**What to produce**
Copy every line of the entries that includes the word "this".
================================
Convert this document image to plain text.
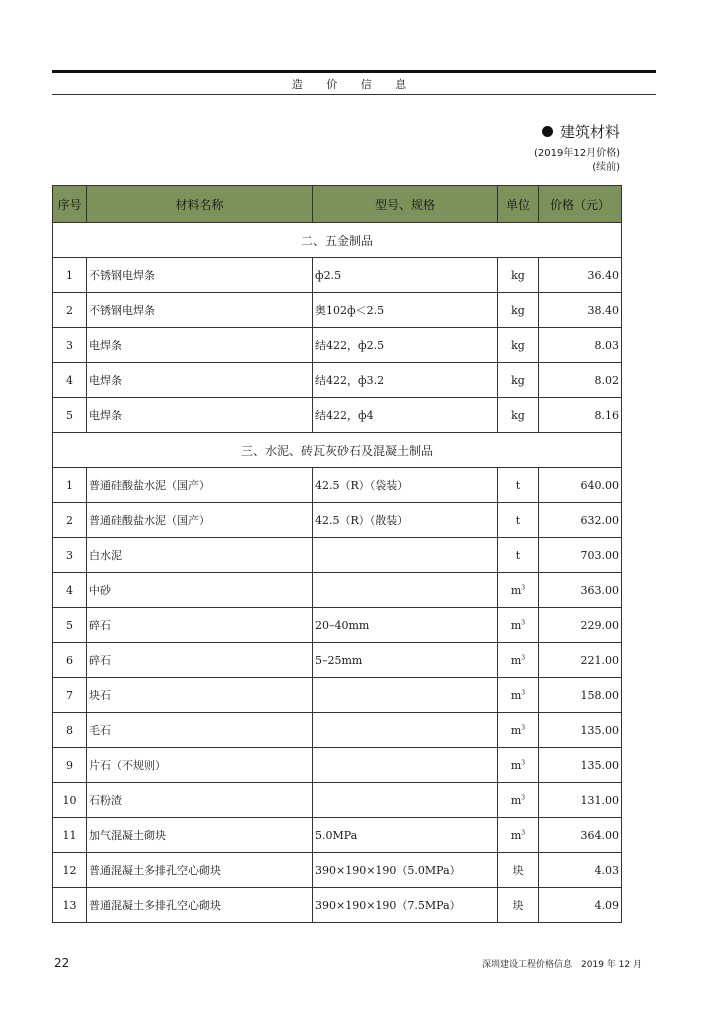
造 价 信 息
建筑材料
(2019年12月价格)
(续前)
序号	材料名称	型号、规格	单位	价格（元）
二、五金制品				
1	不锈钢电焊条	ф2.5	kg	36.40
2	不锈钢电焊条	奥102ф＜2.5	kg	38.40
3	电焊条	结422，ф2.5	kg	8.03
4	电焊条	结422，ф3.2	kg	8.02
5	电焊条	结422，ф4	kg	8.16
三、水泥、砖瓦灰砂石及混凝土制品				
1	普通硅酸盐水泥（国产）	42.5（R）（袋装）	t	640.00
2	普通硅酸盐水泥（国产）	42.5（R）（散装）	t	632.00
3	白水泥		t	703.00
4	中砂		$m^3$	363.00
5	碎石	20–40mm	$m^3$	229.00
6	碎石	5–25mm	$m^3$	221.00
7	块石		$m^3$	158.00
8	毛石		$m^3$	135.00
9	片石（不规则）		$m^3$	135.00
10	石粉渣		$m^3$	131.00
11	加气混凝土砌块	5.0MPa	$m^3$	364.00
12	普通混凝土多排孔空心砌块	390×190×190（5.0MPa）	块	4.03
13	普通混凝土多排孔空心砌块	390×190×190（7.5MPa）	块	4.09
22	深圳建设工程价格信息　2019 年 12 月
================================
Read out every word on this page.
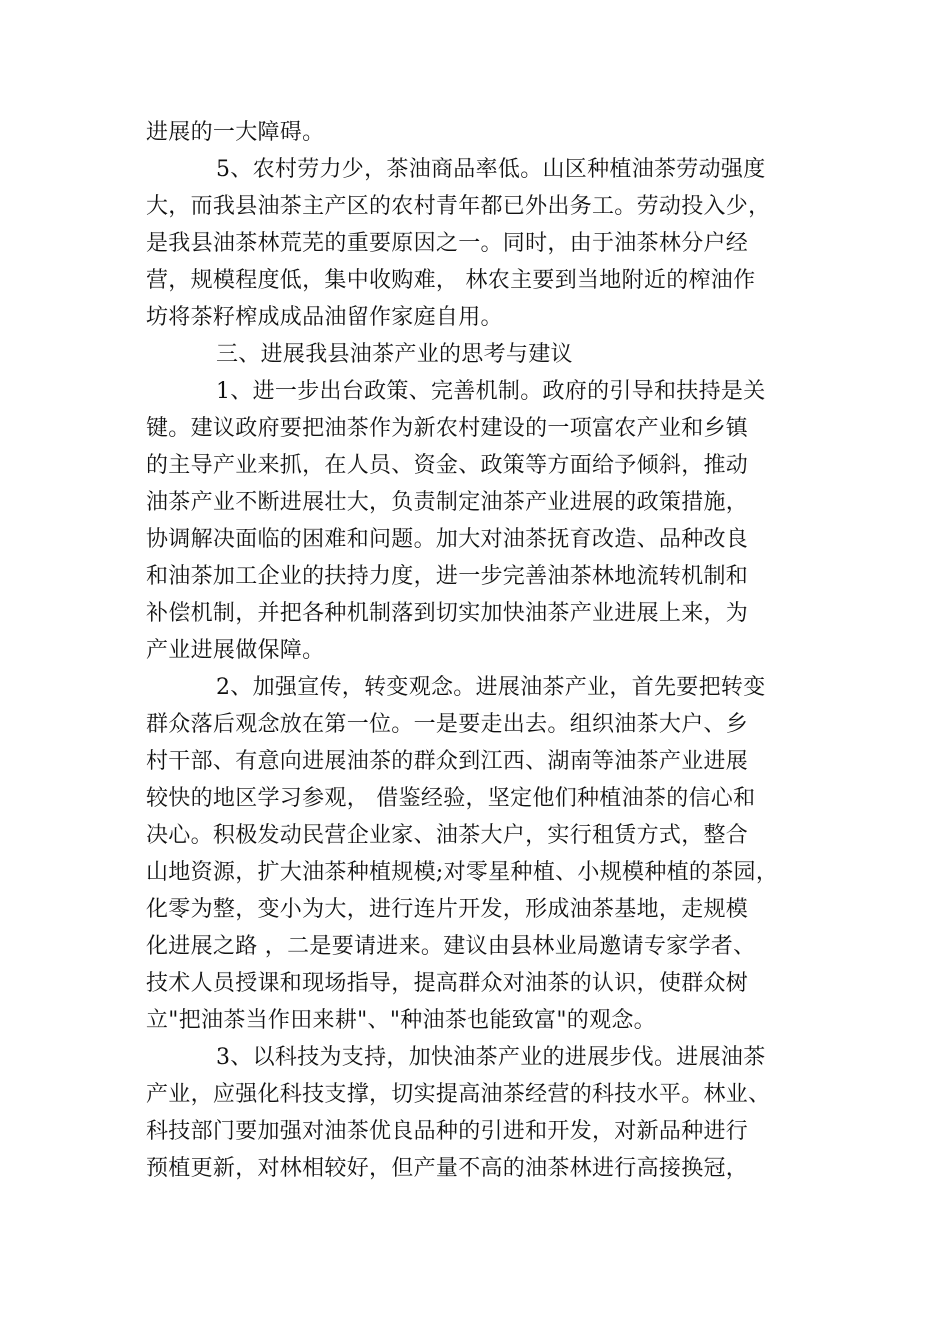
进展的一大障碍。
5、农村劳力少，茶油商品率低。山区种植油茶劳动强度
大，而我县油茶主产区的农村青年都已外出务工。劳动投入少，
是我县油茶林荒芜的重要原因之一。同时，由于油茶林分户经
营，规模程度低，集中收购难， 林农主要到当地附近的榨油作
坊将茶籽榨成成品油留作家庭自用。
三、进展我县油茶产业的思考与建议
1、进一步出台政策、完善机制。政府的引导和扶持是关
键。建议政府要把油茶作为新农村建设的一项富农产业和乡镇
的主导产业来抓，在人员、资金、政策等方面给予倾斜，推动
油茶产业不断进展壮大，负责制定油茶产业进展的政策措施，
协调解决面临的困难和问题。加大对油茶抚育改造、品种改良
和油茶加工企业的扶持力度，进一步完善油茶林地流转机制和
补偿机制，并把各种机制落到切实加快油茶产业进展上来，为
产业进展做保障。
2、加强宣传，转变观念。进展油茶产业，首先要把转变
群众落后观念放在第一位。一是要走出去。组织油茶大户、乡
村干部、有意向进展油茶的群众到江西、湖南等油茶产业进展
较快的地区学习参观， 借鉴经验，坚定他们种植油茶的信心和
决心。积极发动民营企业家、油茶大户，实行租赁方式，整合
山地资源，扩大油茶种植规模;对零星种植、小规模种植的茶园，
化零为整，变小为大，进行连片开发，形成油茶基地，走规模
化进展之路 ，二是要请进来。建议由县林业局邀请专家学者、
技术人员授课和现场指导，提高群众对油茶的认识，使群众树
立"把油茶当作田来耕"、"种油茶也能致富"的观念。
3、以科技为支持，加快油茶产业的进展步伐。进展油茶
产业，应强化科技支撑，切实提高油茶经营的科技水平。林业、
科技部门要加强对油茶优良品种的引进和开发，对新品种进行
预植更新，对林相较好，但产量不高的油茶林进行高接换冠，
================================
**Answer to the task**
Convert this document image to plain text.
Read out every word on this page.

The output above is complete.